To be done → In the listing below, find every line with the string "title" and pull it out.

Records for processing →
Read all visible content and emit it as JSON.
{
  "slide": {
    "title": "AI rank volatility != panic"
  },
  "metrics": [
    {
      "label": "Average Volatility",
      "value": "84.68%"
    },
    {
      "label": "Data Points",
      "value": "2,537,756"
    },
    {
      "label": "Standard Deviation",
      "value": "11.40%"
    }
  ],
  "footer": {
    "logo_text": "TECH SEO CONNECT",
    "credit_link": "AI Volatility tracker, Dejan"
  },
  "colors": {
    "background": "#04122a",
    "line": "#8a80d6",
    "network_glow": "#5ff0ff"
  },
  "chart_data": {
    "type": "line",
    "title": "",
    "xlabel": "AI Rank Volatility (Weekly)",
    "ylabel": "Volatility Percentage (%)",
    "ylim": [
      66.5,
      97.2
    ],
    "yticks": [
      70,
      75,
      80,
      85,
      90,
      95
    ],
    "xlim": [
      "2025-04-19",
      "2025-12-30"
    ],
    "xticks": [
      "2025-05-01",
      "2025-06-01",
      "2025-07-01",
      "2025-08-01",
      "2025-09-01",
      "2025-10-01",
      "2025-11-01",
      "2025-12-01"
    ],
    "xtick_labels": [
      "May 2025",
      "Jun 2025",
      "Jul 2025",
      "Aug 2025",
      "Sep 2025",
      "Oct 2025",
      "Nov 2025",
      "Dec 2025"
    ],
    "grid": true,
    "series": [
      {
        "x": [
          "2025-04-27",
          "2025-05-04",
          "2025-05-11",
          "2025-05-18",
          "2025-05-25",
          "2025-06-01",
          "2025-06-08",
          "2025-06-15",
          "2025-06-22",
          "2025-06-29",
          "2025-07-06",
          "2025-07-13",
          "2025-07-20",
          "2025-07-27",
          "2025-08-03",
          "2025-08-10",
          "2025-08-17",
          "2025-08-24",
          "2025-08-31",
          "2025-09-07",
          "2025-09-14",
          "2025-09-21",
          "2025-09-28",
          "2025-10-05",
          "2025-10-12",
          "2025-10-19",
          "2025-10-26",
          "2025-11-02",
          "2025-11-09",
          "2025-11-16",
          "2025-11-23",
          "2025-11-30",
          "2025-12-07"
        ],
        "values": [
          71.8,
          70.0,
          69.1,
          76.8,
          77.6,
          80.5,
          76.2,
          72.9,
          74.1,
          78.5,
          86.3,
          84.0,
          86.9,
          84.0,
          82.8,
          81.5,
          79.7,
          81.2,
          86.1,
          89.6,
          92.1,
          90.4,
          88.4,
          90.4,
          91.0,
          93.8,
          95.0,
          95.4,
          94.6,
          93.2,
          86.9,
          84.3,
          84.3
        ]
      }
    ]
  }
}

Task response →
    "title": "AI rank volatility != panic"
    "title": "",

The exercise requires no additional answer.